» Requirements
Below is a set of records; restate each one word for word.

» Available data
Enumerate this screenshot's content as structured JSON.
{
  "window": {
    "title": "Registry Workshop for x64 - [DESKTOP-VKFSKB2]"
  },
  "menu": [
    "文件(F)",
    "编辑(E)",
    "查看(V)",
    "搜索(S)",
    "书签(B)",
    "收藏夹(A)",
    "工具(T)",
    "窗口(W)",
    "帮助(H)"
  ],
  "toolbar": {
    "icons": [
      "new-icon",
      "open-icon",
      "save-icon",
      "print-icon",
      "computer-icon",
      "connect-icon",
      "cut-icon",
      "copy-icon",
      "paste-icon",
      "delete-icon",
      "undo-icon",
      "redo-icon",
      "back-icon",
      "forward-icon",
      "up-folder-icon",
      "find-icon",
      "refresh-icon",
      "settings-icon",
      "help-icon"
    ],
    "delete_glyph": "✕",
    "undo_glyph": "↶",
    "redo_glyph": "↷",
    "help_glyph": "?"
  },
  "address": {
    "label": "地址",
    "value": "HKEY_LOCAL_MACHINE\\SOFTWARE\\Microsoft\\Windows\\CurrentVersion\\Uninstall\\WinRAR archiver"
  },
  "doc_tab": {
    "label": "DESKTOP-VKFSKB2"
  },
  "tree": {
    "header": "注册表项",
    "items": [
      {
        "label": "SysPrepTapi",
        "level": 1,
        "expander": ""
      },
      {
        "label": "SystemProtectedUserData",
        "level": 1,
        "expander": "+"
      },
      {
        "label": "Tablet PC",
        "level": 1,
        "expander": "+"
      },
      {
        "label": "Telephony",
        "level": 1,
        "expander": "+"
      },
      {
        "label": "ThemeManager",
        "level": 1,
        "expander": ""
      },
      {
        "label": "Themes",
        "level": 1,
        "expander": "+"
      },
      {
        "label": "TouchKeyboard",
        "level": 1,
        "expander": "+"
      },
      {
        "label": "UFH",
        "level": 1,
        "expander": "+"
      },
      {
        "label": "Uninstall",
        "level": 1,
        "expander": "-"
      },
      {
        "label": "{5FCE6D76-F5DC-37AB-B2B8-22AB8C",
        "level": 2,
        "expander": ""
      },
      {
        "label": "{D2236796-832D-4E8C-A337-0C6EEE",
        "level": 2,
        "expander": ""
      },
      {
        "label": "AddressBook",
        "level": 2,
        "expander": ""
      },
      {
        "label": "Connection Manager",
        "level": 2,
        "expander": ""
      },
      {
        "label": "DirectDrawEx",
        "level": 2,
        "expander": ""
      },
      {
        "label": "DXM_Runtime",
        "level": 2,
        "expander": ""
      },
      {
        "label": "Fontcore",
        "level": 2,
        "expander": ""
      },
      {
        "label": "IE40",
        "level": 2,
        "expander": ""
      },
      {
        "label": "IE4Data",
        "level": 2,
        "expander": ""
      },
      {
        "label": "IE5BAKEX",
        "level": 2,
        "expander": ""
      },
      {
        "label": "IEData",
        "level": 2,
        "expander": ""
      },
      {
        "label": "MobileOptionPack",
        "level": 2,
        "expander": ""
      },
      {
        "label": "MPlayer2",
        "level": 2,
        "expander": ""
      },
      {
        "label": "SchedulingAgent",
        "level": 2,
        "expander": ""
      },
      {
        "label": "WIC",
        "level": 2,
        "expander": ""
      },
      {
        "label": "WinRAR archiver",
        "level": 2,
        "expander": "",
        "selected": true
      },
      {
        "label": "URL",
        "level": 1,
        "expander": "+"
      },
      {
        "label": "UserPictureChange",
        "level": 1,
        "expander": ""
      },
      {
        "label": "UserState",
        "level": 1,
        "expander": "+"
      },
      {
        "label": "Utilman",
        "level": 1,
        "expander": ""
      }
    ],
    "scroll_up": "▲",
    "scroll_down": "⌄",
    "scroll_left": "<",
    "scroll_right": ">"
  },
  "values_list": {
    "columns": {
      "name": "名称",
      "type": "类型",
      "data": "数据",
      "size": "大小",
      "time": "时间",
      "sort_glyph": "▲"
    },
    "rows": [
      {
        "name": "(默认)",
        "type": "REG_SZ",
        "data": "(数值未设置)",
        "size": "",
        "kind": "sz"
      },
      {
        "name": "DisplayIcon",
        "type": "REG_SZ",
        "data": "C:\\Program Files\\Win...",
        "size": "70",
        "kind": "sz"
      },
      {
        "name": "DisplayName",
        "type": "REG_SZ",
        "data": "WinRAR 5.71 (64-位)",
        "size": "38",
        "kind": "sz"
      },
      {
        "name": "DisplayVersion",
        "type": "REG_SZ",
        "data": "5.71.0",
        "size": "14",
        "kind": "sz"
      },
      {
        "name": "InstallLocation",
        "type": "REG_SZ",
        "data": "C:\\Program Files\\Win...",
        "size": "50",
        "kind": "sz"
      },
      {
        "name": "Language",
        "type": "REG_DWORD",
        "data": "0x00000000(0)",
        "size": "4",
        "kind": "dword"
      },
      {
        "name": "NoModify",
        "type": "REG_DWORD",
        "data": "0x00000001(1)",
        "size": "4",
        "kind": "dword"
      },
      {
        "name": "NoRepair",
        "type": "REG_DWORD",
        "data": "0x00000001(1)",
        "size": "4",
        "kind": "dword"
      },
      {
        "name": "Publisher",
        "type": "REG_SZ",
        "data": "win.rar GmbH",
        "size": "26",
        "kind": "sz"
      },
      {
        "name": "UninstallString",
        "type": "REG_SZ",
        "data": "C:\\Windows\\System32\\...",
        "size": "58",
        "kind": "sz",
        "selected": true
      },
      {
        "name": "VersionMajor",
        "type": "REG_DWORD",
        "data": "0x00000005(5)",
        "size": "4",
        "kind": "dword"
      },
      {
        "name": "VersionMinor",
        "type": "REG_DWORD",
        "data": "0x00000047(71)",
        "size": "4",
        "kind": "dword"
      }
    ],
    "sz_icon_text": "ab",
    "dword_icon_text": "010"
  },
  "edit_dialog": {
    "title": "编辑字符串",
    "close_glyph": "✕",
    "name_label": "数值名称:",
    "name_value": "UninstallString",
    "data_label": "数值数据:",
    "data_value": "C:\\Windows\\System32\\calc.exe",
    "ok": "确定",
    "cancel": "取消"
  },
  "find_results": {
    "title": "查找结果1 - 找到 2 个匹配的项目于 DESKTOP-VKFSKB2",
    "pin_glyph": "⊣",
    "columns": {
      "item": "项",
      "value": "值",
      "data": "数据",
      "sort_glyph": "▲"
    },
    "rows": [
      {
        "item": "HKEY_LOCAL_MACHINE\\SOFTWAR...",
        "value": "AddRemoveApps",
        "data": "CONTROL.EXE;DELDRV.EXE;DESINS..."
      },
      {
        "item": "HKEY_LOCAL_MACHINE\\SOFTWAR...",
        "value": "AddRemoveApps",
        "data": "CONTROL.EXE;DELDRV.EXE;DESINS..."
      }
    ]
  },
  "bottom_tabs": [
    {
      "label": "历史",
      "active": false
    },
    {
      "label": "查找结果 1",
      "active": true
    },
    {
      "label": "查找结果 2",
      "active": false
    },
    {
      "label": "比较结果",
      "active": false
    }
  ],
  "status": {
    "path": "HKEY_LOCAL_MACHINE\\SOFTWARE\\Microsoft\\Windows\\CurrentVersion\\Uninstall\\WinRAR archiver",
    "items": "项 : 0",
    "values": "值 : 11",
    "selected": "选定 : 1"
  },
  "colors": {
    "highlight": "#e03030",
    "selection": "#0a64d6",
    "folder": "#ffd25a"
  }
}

» Answer for this exercise
Enumerate this screenshot's content as structured JSON.
{
  "window": {
    "title": "Registry Workshop for x64 - [DESKTOP-VKFSKB2]"
  },
  "menu": [
    "文件(F)",
    "编辑(E)",
    "查看(V)",
    "搜索(S)",
    "书签(B)",
    "收藏夹(A)",
    "工具(T)",
    "窗口(W)",
    "帮助(H)"
  ],
  "toolbar": {
    "icons": [
      "new-icon",
      "open-icon",
      "save-icon",
      "print-icon",
      "computer-icon",
      "connect-icon",
      "cut-icon",
      "copy-icon",
      "paste-icon",
      "delete-icon",
      "undo-icon",
      "redo-icon",
      "back-icon",
      "forward-icon",
      "up-folder-icon",
      "find-icon",
      "refresh-icon",
      "settings-icon",
      "help-icon"
    ],
    "delete_glyph": "✕",
    "undo_glyph": "↶",
    "redo_glyph": "↷",
    "help_glyph": "?"
  },
  "address": {
    "label": "地址",
    "value": "HKEY_LOCAL_MACHINE\\SOFTWARE\\Microsoft\\Windows\\CurrentVersion\\Uninstall\\WinRAR archiver"
  },
  "doc_tab": {
    "label": "DESKTOP-VKFSKB2"
  },
  "tree": {
    "header": "注册表项",
    "items": [
      {
        "label": "SysPrepTapi",
        "level": 1,
        "expander": ""
      },
      {
        "label": "SystemProtectedUserData",
        "level": 1,
        "expander": "+"
      },
      {
        "label": "Tablet PC",
        "level": 1,
        "expander": "+"
      },
      {
        "label": "Telephony",
        "level": 1,
        "expander": "+"
      },
      {
        "label": "ThemeManager",
        "level": 1,
        "expander": ""
      },
      {
        "label": "Themes",
        "level": 1,
        "expander": "+"
      },
      {
        "label": "TouchKeyboard",
        "level": 1,
        "expander": "+"
      },
      {
        "label": "UFH",
        "level": 1,
        "expander": "+"
      },
      {
        "label": "Uninstall",
        "level": 1,
        "expander": "-"
      },
      {
        "label": "{5FCE6D76-F5DC-37AB-B2B8-22AB8C",
        "level": 2,
        "expander": ""
      },
      {
        "label": "{D2236796-832D-4E8C-A337-0C6EEE",
        "level": 2,
        "expander": ""
      },
      {
        "label": "AddressBook",
        "level": 2,
        "expander": ""
      },
      {
        "label": "Connection Manager",
        "level": 2,
        "expander": ""
      },
      {
        "label": "DirectDrawEx",
        "level": 2,
        "expander": ""
      },
      {
        "label": "DXM_Runtime",
        "level": 2,
        "expander": ""
      },
      {
        "label": "Fontcore",
        "level": 2,
        "expander": ""
      },
      {
        "label": "IE40",
        "level": 2,
        "expander": ""
      },
      {
        "label": "IE4Data",
        "level": 2,
        "expander": ""
      },
      {
        "label": "IE5BAKEX",
        "level": 2,
        "expander": ""
      },
      {
        "label": "IEData",
        "level": 2,
        "expander": ""
      },
      {
        "label": "MobileOptionPack",
        "level": 2,
        "expander": ""
      },
      {
        "label": "MPlayer2",
        "level": 2,
        "expander": ""
      },
      {
        "label": "SchedulingAgent",
        "level": 2,
        "expander": ""
      },
      {
        "label": "WIC",
        "level": 2,
        "expander": ""
      },
      {
        "label": "WinRAR archiver",
        "level": 2,
        "expander": "",
        "selected": true
      },
      {
        "label": "URL",
        "level": 1,
        "expander": "+"
      },
      {
        "label": "UserPictureChange",
        "level": 1,
        "expander": ""
      },
      {
        "label": "UserState",
        "level": 1,
        "expander": "+"
      },
      {
        "label": "Utilman",
        "level": 1,
        "expander": ""
      }
    ],
    "scroll_up": "▲",
    "scroll_down": "⌄",
    "scroll_left": "<",
    "scroll_right": ">"
  },
  "values_list": {
    "columns": {
      "name": "名称",
      "type": "类型",
      "data": "数据",
      "size": "大小",
      "time": "时间",
      "sort_glyph": "▲"
    },
    "rows": [
      {
        "name": "(默认)",
        "type": "REG_SZ",
        "data": "(数值未设置)",
        "size": "",
        "kind": "sz"
      },
      {
        "name": "DisplayIcon",
        "type": "REG_SZ",
        "data": "C:\\Program Files\\Win...",
        "size": "70",
        "kind": "sz"
      },
      {
        "name": "DisplayName",
        "type": "REG_SZ",
        "data": "WinRAR 5.71 (64-位)",
        "size": "38",
        "kind": "sz"
      },
      {
        "name": "DisplayVersion",
        "type": "REG_SZ",
        "data": "5.71.0",
        "size": "14",
        "kind": "sz"
      },
      {
        "name": "InstallLocation",
        "type": "REG_SZ",
        "data": "C:\\Program Files\\Win...",
        "size": "50",
        "kind": "sz"
      },
      {
        "name": "Language",
        "type": "REG_DWORD",
        "data": "0x00000000(0)",
        "size": "4",
        "kind": "dword"
      },
      {
        "name": "NoModify",
        "type": "REG_DWORD",
        "data": "0x00000001(1)",
        "size": "4",
        "kind": "dword"
      },
      {
        "name": "NoRepair",
        "type": "REG_DWORD",
        "data": "0x00000001(1)",
        "size": "4",
        "kind": "dword"
      },
      {
        "name": "Publisher",
        "type": "REG_SZ",
        "data": "win.rar GmbH",
        "size": "26",
        "kind": "sz"
      },
      {
        "name": "UninstallString",
        "type": "REG_SZ",
        "data": "C:\\Windows\\System32\\...",
        "size": "58",
        "kind": "sz",
        "selected": true
      },
      {
        "name": "VersionMajor",
        "type": "REG_DWORD",
        "data": "0x00000005(5)",
        "size": "4",
        "kind": "dword"
      },
      {
        "name": "VersionMinor",
        "type": "REG_DWORD",
        "data": "0x00000047(71)",
        "size": "4",
        "kind": "dword"
      }
    ],
    "sz_icon_text": "ab",
    "dword_icon_text": "010"
  },
  "edit_dialog": {
    "title": "编辑字符串",
    "close_glyph": "✕",
    "name_label": "数值名称:",
    "name_value": "UninstallString",
    "data_label": "数值数据:",
    "data_value": "C:\\Windows\\System32\\calc.exe",
    "ok": "确定",
    "cancel": "取消"
  },
  "find_results": {
    "title": "查找结果1 - 找到 2 个匹配的项目于 DESKTOP-VKFSKB2",
    "pin_glyph": "⊣",
    "columns": {
      "item": "项",
      "value": "值",
      "data": "数据",
      "sort_glyph": "▲"
    },
    "rows": [
      {
        "item": "HKEY_LOCAL_MACHINE\\SOFTWAR...",
        "value": "AddRemoveApps",
        "data": "CONTROL.EXE;DELDRV.EXE;DESINS..."
      },
      {
        "item": "HKEY_LOCAL_MACHINE\\SOFTWAR...",
        "value": "AddRemoveApps",
        "data": "CONTROL.EXE;DELDRV.EXE;DESINS..."
      }
    ]
  },
  "bottom_tabs": [
    {
      "label": "历史",
      "active": false
    },
    {
      "label": "查找结果 1",
      "active": true
    },
    {
      "label": "查找结果 2",
      "active": false
    },
    {
      "label": "比较结果",
      "active": false
    }
  ],
  "status": {
    "path": "HKEY_LOCAL_MACHINE\\SOFTWARE\\Microsoft\\Windows\\CurrentVersion\\Uninstall\\WinRAR archiver",
    "items": "项 : 0",
    "values": "值 : 11",
    "selected": "选定 : 1"
  },
  "colors": {
    "highlight": "#e03030",
    "selection": "#0a64d6",
    "folder": "#ffd25a"
  }
}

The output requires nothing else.